* START AVAILABLE DATA *

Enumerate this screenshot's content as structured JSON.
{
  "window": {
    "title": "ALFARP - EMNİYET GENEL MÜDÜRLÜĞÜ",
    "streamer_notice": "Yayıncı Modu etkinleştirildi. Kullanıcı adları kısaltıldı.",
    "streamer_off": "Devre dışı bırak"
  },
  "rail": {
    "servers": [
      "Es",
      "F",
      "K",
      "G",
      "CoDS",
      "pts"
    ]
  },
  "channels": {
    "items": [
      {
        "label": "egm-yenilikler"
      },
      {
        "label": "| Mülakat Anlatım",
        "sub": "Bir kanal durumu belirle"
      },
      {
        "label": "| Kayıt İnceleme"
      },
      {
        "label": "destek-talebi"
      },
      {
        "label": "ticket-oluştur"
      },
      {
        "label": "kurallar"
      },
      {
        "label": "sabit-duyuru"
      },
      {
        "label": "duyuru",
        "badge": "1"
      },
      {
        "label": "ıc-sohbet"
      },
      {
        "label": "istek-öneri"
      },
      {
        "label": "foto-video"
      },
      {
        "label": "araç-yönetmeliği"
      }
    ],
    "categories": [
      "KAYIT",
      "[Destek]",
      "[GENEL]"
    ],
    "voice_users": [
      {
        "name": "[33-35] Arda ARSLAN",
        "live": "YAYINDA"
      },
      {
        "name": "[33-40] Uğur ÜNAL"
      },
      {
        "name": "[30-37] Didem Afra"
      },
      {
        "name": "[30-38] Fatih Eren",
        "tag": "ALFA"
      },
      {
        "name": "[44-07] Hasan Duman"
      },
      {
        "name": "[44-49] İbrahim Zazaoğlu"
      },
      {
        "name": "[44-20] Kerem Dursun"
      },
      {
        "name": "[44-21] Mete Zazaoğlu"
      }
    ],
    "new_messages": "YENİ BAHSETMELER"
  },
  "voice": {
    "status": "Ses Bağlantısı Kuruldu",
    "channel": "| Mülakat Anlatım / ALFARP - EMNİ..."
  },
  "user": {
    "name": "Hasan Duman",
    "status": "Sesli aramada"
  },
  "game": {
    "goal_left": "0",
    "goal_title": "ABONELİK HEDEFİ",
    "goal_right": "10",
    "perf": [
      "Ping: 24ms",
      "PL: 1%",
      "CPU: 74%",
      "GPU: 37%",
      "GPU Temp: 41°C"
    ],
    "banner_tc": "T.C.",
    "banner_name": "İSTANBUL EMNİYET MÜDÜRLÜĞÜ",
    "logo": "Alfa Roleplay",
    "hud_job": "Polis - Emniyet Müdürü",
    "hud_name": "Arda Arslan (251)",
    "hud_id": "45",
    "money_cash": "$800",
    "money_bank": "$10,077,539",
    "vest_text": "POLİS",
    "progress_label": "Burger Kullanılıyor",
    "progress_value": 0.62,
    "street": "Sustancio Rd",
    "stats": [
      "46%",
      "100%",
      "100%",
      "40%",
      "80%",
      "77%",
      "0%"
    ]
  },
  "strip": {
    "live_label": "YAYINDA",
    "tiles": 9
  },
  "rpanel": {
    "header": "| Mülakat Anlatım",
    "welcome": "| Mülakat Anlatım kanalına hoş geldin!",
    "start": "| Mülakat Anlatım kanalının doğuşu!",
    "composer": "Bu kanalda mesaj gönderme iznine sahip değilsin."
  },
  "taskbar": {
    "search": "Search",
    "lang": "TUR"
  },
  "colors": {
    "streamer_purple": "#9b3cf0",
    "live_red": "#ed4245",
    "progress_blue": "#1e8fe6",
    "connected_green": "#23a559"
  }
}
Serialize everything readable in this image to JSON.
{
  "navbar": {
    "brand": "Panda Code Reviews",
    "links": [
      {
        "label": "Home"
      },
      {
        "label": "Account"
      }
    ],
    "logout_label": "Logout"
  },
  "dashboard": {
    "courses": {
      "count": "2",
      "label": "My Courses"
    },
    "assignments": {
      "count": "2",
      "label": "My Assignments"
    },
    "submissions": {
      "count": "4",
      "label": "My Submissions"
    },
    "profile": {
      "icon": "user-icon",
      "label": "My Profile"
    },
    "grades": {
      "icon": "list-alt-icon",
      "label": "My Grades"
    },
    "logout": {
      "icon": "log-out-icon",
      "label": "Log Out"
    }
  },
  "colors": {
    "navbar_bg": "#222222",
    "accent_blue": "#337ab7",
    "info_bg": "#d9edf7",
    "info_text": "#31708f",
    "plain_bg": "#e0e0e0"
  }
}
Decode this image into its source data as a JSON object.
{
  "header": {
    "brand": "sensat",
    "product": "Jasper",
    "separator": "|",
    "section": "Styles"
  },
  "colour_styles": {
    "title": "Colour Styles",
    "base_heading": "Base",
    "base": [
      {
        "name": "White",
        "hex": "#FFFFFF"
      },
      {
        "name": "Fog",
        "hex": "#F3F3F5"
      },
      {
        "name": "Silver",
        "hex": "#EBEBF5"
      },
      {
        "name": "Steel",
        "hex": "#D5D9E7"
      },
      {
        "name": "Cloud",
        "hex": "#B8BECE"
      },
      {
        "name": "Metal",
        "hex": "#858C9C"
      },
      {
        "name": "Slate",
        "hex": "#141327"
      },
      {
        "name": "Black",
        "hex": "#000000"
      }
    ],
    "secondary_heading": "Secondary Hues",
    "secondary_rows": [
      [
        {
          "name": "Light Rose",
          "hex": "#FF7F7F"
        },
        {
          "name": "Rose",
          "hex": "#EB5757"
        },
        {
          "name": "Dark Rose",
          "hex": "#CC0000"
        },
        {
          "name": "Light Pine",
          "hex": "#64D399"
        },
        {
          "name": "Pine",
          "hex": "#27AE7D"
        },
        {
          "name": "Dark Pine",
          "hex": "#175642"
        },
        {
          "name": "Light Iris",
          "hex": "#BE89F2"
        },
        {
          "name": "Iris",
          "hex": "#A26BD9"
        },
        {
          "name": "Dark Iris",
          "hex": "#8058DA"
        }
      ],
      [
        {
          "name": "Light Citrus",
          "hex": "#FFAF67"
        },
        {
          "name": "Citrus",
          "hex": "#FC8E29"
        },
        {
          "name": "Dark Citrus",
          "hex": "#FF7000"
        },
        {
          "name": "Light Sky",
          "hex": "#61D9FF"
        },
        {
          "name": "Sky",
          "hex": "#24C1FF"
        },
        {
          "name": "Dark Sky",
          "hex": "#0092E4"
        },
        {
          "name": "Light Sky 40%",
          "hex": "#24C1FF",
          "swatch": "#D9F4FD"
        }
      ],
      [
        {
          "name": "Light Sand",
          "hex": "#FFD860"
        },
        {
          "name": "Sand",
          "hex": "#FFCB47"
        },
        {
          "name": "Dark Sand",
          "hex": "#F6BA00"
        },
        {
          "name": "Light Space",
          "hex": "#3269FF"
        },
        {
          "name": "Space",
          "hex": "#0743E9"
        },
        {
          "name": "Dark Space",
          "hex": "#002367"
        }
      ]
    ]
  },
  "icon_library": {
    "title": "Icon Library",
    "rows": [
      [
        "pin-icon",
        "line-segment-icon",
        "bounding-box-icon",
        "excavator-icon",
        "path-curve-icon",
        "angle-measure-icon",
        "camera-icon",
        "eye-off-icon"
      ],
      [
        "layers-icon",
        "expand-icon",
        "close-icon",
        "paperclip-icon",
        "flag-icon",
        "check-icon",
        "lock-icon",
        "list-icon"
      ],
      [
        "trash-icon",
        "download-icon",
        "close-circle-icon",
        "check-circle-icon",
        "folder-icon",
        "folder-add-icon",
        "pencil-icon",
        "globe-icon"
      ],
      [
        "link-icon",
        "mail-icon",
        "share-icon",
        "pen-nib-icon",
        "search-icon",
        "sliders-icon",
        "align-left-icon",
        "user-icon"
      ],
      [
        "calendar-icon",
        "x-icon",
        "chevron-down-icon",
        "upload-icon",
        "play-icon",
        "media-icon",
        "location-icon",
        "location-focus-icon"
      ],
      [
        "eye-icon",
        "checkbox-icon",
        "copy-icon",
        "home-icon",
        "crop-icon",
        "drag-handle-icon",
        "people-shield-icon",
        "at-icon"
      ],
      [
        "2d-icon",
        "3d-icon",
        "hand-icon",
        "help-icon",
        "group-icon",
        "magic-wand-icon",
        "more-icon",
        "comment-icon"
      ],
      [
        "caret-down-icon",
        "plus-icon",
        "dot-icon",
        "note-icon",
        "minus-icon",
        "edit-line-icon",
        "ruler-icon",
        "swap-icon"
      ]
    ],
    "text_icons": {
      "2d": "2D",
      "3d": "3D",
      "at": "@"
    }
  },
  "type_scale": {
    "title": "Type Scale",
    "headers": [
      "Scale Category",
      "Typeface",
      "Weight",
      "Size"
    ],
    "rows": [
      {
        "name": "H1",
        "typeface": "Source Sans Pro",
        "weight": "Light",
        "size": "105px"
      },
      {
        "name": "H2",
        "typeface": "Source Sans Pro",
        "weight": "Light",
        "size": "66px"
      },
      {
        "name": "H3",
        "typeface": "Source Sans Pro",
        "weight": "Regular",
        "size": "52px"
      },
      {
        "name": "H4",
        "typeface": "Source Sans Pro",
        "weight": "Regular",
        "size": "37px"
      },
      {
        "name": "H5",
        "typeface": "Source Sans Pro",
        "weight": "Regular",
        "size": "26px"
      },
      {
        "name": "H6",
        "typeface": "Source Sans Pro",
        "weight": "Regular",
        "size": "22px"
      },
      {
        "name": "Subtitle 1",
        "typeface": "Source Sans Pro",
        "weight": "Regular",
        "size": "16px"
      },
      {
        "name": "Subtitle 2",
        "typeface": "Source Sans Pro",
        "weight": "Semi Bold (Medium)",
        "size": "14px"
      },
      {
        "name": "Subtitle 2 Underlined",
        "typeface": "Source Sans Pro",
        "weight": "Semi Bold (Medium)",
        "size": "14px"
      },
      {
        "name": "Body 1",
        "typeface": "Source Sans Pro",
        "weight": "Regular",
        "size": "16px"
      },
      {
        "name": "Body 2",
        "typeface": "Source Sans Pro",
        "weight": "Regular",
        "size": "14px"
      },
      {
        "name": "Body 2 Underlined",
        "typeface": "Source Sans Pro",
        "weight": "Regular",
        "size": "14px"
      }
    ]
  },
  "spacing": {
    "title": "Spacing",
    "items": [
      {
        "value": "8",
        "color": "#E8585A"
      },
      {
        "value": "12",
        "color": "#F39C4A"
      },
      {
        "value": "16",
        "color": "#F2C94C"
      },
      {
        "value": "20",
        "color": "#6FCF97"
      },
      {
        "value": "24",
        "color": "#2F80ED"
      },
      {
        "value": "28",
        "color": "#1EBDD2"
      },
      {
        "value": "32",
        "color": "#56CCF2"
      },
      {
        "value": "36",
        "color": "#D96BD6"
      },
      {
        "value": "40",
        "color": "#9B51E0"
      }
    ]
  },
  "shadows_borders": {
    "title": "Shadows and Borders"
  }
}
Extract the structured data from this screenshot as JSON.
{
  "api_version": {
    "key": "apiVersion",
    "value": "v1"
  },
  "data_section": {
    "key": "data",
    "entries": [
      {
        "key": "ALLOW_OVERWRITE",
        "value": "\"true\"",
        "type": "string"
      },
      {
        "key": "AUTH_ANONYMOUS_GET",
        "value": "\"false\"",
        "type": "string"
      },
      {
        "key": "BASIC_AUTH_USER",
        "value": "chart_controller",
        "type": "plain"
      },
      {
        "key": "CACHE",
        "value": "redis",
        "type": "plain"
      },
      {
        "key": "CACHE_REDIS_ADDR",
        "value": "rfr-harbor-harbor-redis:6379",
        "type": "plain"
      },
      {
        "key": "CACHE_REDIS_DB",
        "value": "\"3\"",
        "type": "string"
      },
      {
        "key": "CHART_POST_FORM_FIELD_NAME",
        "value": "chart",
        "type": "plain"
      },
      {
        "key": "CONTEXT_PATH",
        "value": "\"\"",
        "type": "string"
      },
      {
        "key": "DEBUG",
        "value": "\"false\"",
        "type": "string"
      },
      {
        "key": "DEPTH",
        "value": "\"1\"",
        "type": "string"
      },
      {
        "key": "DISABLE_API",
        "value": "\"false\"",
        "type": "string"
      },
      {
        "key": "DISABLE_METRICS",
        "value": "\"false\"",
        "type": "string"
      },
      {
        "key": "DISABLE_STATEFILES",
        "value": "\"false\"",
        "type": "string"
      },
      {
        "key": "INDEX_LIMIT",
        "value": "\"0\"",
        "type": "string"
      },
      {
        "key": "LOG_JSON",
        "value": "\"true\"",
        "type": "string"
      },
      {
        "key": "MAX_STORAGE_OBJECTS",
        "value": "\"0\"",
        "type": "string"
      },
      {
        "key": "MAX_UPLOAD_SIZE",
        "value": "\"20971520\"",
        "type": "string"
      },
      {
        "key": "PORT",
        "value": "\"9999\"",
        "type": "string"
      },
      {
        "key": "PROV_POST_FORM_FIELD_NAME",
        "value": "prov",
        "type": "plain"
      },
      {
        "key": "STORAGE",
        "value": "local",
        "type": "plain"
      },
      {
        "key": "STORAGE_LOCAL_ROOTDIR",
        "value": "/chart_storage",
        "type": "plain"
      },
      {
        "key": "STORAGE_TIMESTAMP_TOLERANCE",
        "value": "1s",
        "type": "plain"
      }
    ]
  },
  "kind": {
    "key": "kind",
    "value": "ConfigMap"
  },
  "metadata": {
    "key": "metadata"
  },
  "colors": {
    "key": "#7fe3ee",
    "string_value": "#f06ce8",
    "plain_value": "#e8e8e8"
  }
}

* END AVAILABLE DATA *

## WHAT IS EXPECTED
Among the entries above, how many lines include the word "screenshot"? Give the number with no comment.

## FINAL RESULT
2